### AIM OF THE TASK:
Reproduce every one of the following items word for word, leaving each line unchanged.

### RECORDS PROVIDED:
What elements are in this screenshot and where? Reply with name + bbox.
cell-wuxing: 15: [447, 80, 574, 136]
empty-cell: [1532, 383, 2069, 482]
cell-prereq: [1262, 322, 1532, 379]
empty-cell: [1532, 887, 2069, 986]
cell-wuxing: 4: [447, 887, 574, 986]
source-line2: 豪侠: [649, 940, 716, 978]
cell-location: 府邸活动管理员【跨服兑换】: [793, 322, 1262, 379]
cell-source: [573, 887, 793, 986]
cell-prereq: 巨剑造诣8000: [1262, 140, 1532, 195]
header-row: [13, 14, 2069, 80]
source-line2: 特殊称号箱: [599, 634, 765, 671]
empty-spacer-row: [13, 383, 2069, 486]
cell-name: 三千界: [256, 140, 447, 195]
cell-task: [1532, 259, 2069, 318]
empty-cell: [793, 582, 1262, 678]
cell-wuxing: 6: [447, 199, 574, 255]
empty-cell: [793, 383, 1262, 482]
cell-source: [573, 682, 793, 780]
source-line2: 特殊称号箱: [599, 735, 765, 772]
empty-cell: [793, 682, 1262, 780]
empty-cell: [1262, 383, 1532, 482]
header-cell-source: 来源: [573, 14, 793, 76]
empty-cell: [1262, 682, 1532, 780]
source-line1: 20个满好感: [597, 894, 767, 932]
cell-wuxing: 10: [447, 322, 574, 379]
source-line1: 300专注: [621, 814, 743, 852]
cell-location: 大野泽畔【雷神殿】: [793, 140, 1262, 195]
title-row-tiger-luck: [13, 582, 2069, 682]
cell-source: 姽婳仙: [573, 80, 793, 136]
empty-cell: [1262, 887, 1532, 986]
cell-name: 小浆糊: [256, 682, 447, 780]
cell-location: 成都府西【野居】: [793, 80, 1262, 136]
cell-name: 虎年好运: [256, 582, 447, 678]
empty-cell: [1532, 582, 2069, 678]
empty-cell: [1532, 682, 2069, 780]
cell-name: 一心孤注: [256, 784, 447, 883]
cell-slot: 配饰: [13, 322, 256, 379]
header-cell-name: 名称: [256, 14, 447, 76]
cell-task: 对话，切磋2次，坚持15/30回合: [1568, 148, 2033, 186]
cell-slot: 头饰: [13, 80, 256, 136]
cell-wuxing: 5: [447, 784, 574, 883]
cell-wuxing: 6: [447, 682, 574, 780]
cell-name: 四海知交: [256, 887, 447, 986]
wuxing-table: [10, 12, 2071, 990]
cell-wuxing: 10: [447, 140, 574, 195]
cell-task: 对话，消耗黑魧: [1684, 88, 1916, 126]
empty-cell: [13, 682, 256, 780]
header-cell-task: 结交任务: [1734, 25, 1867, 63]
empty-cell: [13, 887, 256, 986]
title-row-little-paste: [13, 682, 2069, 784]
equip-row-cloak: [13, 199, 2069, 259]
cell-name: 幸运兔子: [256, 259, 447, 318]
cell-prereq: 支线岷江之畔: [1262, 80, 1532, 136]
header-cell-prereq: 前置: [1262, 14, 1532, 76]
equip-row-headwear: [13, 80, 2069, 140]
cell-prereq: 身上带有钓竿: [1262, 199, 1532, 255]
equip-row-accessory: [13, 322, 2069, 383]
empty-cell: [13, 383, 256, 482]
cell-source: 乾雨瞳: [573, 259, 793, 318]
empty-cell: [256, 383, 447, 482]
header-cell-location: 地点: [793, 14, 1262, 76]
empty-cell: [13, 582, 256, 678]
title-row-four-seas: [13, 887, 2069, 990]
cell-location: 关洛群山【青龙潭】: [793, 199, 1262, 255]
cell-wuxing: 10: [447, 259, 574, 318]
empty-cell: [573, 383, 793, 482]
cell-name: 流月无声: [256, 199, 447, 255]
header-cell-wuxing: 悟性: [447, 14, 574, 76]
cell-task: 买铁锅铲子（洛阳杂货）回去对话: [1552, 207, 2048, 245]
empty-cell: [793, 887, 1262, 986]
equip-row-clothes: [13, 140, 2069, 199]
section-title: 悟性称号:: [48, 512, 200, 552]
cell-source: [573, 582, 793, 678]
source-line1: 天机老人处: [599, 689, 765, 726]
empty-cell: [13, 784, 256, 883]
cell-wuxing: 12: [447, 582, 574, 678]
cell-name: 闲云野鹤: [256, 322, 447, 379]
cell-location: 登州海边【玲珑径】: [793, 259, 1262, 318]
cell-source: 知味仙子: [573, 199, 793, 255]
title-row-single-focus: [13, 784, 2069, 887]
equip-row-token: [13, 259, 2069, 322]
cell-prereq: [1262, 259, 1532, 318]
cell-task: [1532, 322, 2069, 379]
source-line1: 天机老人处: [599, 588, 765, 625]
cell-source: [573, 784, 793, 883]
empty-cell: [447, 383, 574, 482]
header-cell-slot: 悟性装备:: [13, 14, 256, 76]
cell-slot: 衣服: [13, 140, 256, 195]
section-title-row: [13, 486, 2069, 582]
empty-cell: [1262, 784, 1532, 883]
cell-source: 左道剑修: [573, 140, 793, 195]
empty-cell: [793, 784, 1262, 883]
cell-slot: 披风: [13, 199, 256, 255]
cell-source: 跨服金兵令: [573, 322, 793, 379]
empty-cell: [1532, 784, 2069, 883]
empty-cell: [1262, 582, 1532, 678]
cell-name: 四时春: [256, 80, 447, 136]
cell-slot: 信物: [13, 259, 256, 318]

### OUTPUT OF THE TASK:
What elements are in this screenshot and where? Reply with name + bbox.
cell-wuxing: 15: [447, 80, 574, 136]
empty-cell: [1532, 383, 2069, 482]
cell-prereq: [1262, 322, 1532, 379]
empty-cell: [1532, 887, 2069, 986]
cell-wuxing: 4: [447, 887, 574, 986]
source-line2: 豪侠: [649, 940, 716, 978]
cell-location: 府邸活动管理员【跨服兑换】: [793, 322, 1262, 379]
cell-source: [573, 887, 793, 986]
cell-prereq: 巨剑造诣8000: [1262, 140, 1532, 195]
header-row: [13, 14, 2069, 80]
source-line2: 特殊称号箱: [599, 634, 765, 671]
empty-spacer-row: [13, 383, 2069, 486]
cell-name: 三千界: [256, 140, 447, 195]
cell-task: [1532, 259, 2069, 318]
empty-cell: [793, 582, 1262, 678]
cell-wuxing: 6: [447, 199, 574, 255]
empty-cell: [793, 383, 1262, 482]
cell-source: [573, 682, 793, 780]
source-line2: 特殊称号箱: [599, 735, 765, 772]
empty-cell: [793, 682, 1262, 780]
empty-cell: [1262, 383, 1532, 482]
header-cell-source: 来源: [573, 14, 793, 76]
empty-cell: [1262, 682, 1532, 780]
source-line1: 20个满好感: [597, 894, 767, 932]
cell-wuxing: 10: [447, 322, 574, 379]
source-line1: 300专注: [621, 814, 743, 852]
cell-location: 大野泽畔【雷神殿】: [793, 140, 1262, 195]
title-row-tiger-luck: [13, 582, 2069, 682]
cell-source: 姽婳仙: [573, 80, 793, 136]
empty-cell: [1262, 887, 1532, 986]
cell-name: 小浆糊: [256, 682, 447, 780]
cell-location: 成都府西【野居】: [793, 80, 1262, 136]
cell-name: 虎年好运: [256, 582, 447, 678]
empty-cell: [1532, 582, 2069, 678]
empty-cell: [1532, 682, 2069, 780]
cell-name: 一心孤注: [256, 784, 447, 883]
cell-slot: 配饰: [13, 322, 256, 379]
header-cell-name: 名称: [256, 14, 447, 76]
cell-task: 对话，切磋2次，坚持15/30回合: [1568, 148, 2033, 186]
cell-slot: 头饰: [13, 80, 256, 136]
cell-wuxing: 5: [447, 784, 574, 883]
cell-wuxing: 6: [447, 682, 574, 780]
cell-name: 四海知交: [256, 887, 447, 986]
wuxing-table: [10, 12, 2071, 990]
cell-wuxing: 10: [447, 140, 574, 195]
cell-task: 对话，消耗黑魧: [1684, 88, 1916, 126]
empty-cell: [13, 682, 256, 780]
header-cell-task: 结交任务: [1734, 25, 1867, 63]
empty-cell: [13, 887, 256, 986]
title-row-little-paste: [13, 682, 2069, 784]
equip-row-cloak: [13, 199, 2069, 259]
cell-name: 幸运兔子: [256, 259, 447, 318]
cell-prereq: 支线岷江之畔: [1262, 80, 1532, 136]
header-cell-prereq: 前置: [1262, 14, 1532, 76]
equip-row-headwear: [13, 80, 2069, 140]
cell-prereq: 身上带有钓竿: [1262, 199, 1532, 255]
equip-row-accessory: [13, 322, 2069, 383]
empty-cell: [13, 383, 256, 482]
cell-source: 乾雨瞳: [573, 259, 793, 318]
empty-cell: [256, 383, 447, 482]
header-cell-location: 地点: [793, 14, 1262, 76]
empty-cell: [13, 582, 256, 678]
title-row-four-seas: [13, 887, 2069, 990]
cell-location: 关洛群山【青龙潭】: [793, 199, 1262, 255]
cell-wuxing: 10: [447, 259, 574, 318]
empty-cell: [573, 383, 793, 482]
cell-name: 流月无声: [256, 199, 447, 255]
header-cell-wuxing: 悟性: [447, 14, 574, 76]
cell-task: 买铁锅铲子（洛阳杂货）回去对话: [1552, 207, 2048, 245]
empty-cell: [793, 887, 1262, 986]
equip-row-clothes: [13, 140, 2069, 199]
section-title: 悟性称号:: [48, 512, 200, 552]
cell-source: [573, 582, 793, 678]
source-line1: 天机老人处: [599, 689, 765, 726]
empty-cell: [13, 784, 256, 883]
cell-wuxing: 12: [447, 582, 574, 678]
cell-name: 闲云野鹤: [256, 322, 447, 379]
cell-location: 登州海边【玲珑径】: [793, 259, 1262, 318]
cell-source: 知味仙子: [573, 199, 793, 255]
title-row-single-focus: [13, 784, 2069, 887]
equip-row-token: [13, 259, 2069, 322]
cell-prereq: [1262, 259, 1532, 318]
cell-task: [1532, 322, 2069, 379]
source-line1: 天机老人处: [599, 588, 765, 625]
cell-source: [573, 784, 793, 883]
empty-cell: [447, 383, 574, 482]
header-cell-slot: 悟性装备:: [13, 14, 256, 76]
cell-slot: 衣服: [13, 140, 256, 195]
section-title-row: [13, 486, 2069, 582]
empty-cell: [1262, 784, 1532, 883]
cell-source: 左道剑修: [573, 140, 793, 195]
empty-cell: [793, 784, 1262, 883]
cell-slot: 披风: [13, 199, 256, 255]
cell-source: 跨服金兵令: [573, 322, 793, 379]
empty-cell: [1532, 784, 2069, 883]
empty-cell: [1262, 582, 1532, 678]
cell-name: 四时春: [256, 80, 447, 136]
cell-slot: 信物: [13, 259, 256, 318]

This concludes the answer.